Data items
'''

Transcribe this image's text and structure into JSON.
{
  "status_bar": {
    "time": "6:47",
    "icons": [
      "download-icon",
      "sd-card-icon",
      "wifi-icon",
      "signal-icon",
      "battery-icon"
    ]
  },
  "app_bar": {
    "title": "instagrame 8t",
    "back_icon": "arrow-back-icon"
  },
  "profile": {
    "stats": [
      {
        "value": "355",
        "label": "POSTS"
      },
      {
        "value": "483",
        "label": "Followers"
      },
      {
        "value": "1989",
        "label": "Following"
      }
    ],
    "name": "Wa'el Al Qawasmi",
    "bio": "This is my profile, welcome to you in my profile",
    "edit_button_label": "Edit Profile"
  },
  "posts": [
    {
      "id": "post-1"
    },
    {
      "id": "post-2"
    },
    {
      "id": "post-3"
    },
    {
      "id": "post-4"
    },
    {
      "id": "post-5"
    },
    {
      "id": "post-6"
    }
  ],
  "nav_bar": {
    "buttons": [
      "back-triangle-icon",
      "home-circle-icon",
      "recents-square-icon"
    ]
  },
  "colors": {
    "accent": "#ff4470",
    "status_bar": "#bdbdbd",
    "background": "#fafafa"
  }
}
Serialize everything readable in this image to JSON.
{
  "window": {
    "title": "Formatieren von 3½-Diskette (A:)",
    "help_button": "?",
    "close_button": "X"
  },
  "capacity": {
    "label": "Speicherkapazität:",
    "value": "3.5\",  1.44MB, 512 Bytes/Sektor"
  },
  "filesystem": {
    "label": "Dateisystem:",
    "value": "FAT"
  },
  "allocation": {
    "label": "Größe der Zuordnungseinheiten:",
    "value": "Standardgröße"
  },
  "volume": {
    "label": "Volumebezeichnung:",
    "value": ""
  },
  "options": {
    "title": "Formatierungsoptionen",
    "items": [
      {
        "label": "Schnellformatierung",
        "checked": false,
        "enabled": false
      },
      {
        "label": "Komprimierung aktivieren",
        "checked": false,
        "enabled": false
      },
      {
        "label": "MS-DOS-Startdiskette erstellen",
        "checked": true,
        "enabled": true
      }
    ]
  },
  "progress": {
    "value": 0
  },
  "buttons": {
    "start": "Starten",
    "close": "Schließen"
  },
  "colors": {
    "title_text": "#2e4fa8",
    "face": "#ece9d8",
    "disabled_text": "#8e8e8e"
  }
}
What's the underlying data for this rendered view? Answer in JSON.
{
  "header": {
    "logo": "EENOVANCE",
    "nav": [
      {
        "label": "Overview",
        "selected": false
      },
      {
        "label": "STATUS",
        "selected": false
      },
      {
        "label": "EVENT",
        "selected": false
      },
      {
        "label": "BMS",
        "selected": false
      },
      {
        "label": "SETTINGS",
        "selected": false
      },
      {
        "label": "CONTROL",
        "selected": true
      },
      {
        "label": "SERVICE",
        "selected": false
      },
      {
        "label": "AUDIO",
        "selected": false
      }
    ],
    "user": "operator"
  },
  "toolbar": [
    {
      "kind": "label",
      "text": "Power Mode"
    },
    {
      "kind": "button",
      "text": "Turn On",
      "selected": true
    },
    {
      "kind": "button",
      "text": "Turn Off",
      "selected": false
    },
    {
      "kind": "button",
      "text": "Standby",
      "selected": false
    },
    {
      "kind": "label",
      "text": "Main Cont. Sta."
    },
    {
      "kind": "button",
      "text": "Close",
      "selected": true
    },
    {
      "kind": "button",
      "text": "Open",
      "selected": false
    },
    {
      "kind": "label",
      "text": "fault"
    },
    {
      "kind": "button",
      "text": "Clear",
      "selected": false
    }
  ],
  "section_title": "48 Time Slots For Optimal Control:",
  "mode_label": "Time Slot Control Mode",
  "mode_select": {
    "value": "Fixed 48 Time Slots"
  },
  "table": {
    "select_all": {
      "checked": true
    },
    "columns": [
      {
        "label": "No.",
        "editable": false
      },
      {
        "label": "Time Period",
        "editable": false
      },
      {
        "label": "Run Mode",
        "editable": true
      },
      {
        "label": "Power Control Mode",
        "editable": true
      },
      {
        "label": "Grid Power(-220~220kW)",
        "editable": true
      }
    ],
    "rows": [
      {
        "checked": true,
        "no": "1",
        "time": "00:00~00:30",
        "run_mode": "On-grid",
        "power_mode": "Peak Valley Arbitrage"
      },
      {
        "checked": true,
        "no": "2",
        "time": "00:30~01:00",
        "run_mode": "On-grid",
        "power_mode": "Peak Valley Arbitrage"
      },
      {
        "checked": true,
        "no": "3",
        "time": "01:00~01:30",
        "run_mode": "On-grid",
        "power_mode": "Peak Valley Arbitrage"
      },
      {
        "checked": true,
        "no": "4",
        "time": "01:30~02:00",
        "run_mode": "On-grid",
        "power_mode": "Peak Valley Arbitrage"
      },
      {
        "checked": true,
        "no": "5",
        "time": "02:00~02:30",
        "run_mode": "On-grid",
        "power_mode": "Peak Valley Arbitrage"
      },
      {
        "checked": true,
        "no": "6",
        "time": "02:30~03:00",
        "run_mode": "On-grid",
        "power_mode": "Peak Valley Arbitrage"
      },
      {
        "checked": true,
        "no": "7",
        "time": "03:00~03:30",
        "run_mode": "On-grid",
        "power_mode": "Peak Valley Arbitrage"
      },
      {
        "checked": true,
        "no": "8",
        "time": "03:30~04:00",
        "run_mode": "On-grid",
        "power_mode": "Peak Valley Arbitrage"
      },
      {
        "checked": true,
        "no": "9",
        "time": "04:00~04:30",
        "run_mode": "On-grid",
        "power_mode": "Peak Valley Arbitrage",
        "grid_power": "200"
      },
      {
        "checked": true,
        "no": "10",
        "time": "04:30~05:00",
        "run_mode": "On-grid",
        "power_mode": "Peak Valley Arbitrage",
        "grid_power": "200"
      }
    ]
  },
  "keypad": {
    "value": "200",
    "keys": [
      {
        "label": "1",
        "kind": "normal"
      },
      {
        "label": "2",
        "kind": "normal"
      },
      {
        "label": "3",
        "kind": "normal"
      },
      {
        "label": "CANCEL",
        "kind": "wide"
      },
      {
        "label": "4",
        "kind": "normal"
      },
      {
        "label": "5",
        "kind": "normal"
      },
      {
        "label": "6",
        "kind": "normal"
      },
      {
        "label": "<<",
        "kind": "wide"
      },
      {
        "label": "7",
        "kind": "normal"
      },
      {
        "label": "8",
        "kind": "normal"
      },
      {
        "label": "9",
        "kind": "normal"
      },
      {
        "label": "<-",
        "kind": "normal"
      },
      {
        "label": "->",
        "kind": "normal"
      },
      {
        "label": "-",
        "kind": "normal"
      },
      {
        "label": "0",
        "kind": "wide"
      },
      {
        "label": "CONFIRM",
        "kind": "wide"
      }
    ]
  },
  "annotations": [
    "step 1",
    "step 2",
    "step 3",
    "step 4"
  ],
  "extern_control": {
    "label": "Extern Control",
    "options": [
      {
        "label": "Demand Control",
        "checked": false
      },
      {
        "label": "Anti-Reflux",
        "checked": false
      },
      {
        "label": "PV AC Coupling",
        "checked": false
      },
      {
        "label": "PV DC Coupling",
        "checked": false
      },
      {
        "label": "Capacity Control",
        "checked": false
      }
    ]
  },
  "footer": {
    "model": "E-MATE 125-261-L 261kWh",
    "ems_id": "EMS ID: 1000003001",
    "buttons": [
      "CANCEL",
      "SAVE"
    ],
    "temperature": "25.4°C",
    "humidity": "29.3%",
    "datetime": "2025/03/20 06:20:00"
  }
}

'''

▶ _What needs to be done_
Print again each line of the listing above, exactly as it appears.

▶ _Output for this task_
Transcribe this image's text and structure into JSON.
{
  "status_bar": {
    "time": "6:47",
    "icons": [
      "download-icon",
      "sd-card-icon",
      "wifi-icon",
      "signal-icon",
      "battery-icon"
    ]
  },
  "app_bar": {
    "title": "instagrame 8t",
    "back_icon": "arrow-back-icon"
  },
  "profile": {
    "stats": [
      {
        "value": "355",
        "label": "POSTS"
      },
      {
        "value": "483",
        "label": "Followers"
      },
      {
        "value": "1989",
        "label": "Following"
      }
    ],
    "name": "Wa'el Al Qawasmi",
    "bio": "This is my profile, welcome to you in my profile",
    "edit_button_label": "Edit Profile"
  },
  "posts": [
    {
      "id": "post-1"
    },
    {
      "id": "post-2"
    },
    {
      "id": "post-3"
    },
    {
      "id": "post-4"
    },
    {
      "id": "post-5"
    },
    {
      "id": "post-6"
    }
  ],
  "nav_bar": {
    "buttons": [
      "back-triangle-icon",
      "home-circle-icon",
      "recents-square-icon"
    ]
  },
  "colors": {
    "accent": "#ff4470",
    "status_bar": "#bdbdbd",
    "background": "#fafafa"
  }
}
Serialize everything readable in this image to JSON.
{
  "window": {
    "title": "Formatieren von 3½-Diskette (A:)",
    "help_button": "?",
    "close_button": "X"
  },
  "capacity": {
    "label": "Speicherkapazität:",
    "value": "3.5\",  1.44MB, 512 Bytes/Sektor"
  },
  "filesystem": {
    "label": "Dateisystem:",
    "value": "FAT"
  },
  "allocation": {
    "label": "Größe der Zuordnungseinheiten:",
    "value": "Standardgröße"
  },
  "volume": {
    "label": "Volumebezeichnung:",
    "value": ""
  },
  "options": {
    "title": "Formatierungsoptionen",
    "items": [
      {
        "label": "Schnellformatierung",
        "checked": false,
        "enabled": false
      },
      {
        "label": "Komprimierung aktivieren",
        "checked": false,
        "enabled": false
      },
      {
        "label": "MS-DOS-Startdiskette erstellen",
        "checked": true,
        "enabled": true
      }
    ]
  },
  "progress": {
    "value": 0
  },
  "buttons": {
    "start": "Starten",
    "close": "Schließen"
  },
  "colors": {
    "title_text": "#2e4fa8",
    "face": "#ece9d8",
    "disabled_text": "#8e8e8e"
  }
}
What's the underlying data for this rendered view? Answer in JSON.
{
  "header": {
    "logo": "EENOVANCE",
    "nav": [
      {
        "label": "Overview",
        "selected": false
      },
      {
        "label": "STATUS",
        "selected": false
      },
      {
        "label": "EVENT",
        "selected": false
      },
      {
        "label": "BMS",
        "selected": false
      },
      {
        "label": "SETTINGS",
        "selected": false
      },
      {
        "label": "CONTROL",
        "selected": true
      },
      {
        "label": "SERVICE",
        "selected": false
      },
      {
        "label": "AUDIO",
        "selected": false
      }
    ],
    "user": "operator"
  },
  "toolbar": [
    {
      "kind": "label",
      "text": "Power Mode"
    },
    {
      "kind": "button",
      "text": "Turn On",
      "selected": true
    },
    {
      "kind": "button",
      "text": "Turn Off",
      "selected": false
    },
    {
      "kind": "button",
      "text": "Standby",
      "selected": false
    },
    {
      "kind": "label",
      "text": "Main Cont. Sta."
    },
    {
      "kind": "button",
      "text": "Close",
      "selected": true
    },
    {
      "kind": "button",
      "text": "Open",
      "selected": false
    },
    {
      "kind": "label",
      "text": "fault"
    },
    {
      "kind": "button",
      "text": "Clear",
      "selected": false
    }
  ],
  "section_title": "48 Time Slots For Optimal Control:",
  "mode_label": "Time Slot Control Mode",
  "mode_select": {
    "value": "Fixed 48 Time Slots"
  },
  "table": {
    "select_all": {
      "checked": true
    },
    "columns": [
      {
        "label": "No.",
        "editable": false
      },
      {
        "label": "Time Period",
        "editable": false
      },
      {
        "label": "Run Mode",
        "editable": true
      },
      {
        "label": "Power Control Mode",
        "editable": true
      },
      {
        "label": "Grid Power(-220~220kW)",
        "editable": true
      }
    ],
    "rows": [
      {
        "checked": true,
        "no": "1",
        "time": "00:00~00:30",
        "run_mode": "On-grid",
        "power_mode": "Peak Valley Arbitrage"
      },
      {
        "checked": true,
        "no": "2",
        "time": "00:30~01:00",
        "run_mode": "On-grid",
        "power_mode": "Peak Valley Arbitrage"
      },
      {
        "checked": true,
        "no": "3",
        "time": "01:00~01:30",
        "run_mode": "On-grid",
        "power_mode": "Peak Valley Arbitrage"
      },
      {
        "checked": true,
        "no": "4",
        "time": "01:30~02:00",
        "run_mode": "On-grid",
        "power_mode": "Peak Valley Arbitrage"
      },
      {
        "checked": true,
        "no": "5",
        "time": "02:00~02:30",
        "run_mode": "On-grid",
        "power_mode": "Peak Valley Arbitrage"
      },
      {
        "checked": true,
        "no": "6",
        "time": "02:30~03:00",
        "run_mode": "On-grid",
        "power_mode": "Peak Valley Arbitrage"
      },
      {
        "checked": true,
        "no": "7",
        "time": "03:00~03:30",
        "run_mode": "On-grid",
        "power_mode": "Peak Valley Arbitrage"
      },
      {
        "checked": true,
        "no": "8",
        "time": "03:30~04:00",
        "run_mode": "On-grid",
        "power_mode": "Peak Valley Arbitrage"
      },
      {
        "checked": true,
        "no": "9",
        "time": "04:00~04:30",
        "run_mode": "On-grid",
        "power_mode": "Peak Valley Arbitrage",
        "grid_power": "200"
      },
      {
        "checked": true,
        "no": "10",
        "time": "04:30~05:00",
        "run_mode": "On-grid",
        "power_mode": "Peak Valley Arbitrage",
        "grid_power": "200"
      }
    ]
  },
  "keypad": {
    "value": "200",
    "keys": [
      {
        "label": "1",
        "kind": "normal"
      },
      {
        "label": "2",
        "kind": "normal"
      },
      {
        "label": "3",
        "kind": "normal"
      },
      {
        "label": "CANCEL",
        "kind": "wide"
      },
      {
        "label": "4",
        "kind": "normal"
      },
      {
        "label": "5",
        "kind": "normal"
      },
      {
        "label": "6",
        "kind": "normal"
      },
      {
        "label": "<<",
        "kind": "wide"
      },
      {
        "label": "7",
        "kind": "normal"
      },
      {
        "label": "8",
        "kind": "normal"
      },
      {
        "label": "9",
        "kind": "normal"
      },
      {
        "label": "<-",
        "kind": "normal"
      },
      {
        "label": "->",
        "kind": "normal"
      },
      {
        "label": "-",
        "kind": "normal"
      },
      {
        "label": "0",
        "kind": "wide"
      },
      {
        "label": "CONFIRM",
        "kind": "wide"
      }
    ]
  },
  "annotations": [
    "step 1",
    "step 2",
    "step 3",
    "step 4"
  ],
  "extern_control": {
    "label": "Extern Control",
    "options": [
      {
        "label": "Demand Control",
        "checked": false
      },
      {
        "label": "Anti-Reflux",
        "checked": false
      },
      {
        "label": "PV AC Coupling",
        "checked": false
      },
      {
        "label": "PV DC Coupling",
        "checked": false
      },
      {
        "label": "Capacity Control",
        "checked": false
      }
    ]
  },
  "footer": {
    "model": "E-MATE 125-261-L 261kWh",
    "ems_id": "EMS ID: 1000003001",
    "buttons": [
      "CANCEL",
      "SAVE"
    ],
    "temperature": "25.4°C",
    "humidity": "29.3%",
    "datetime": "2025/03/20 06:20:00"
  }
}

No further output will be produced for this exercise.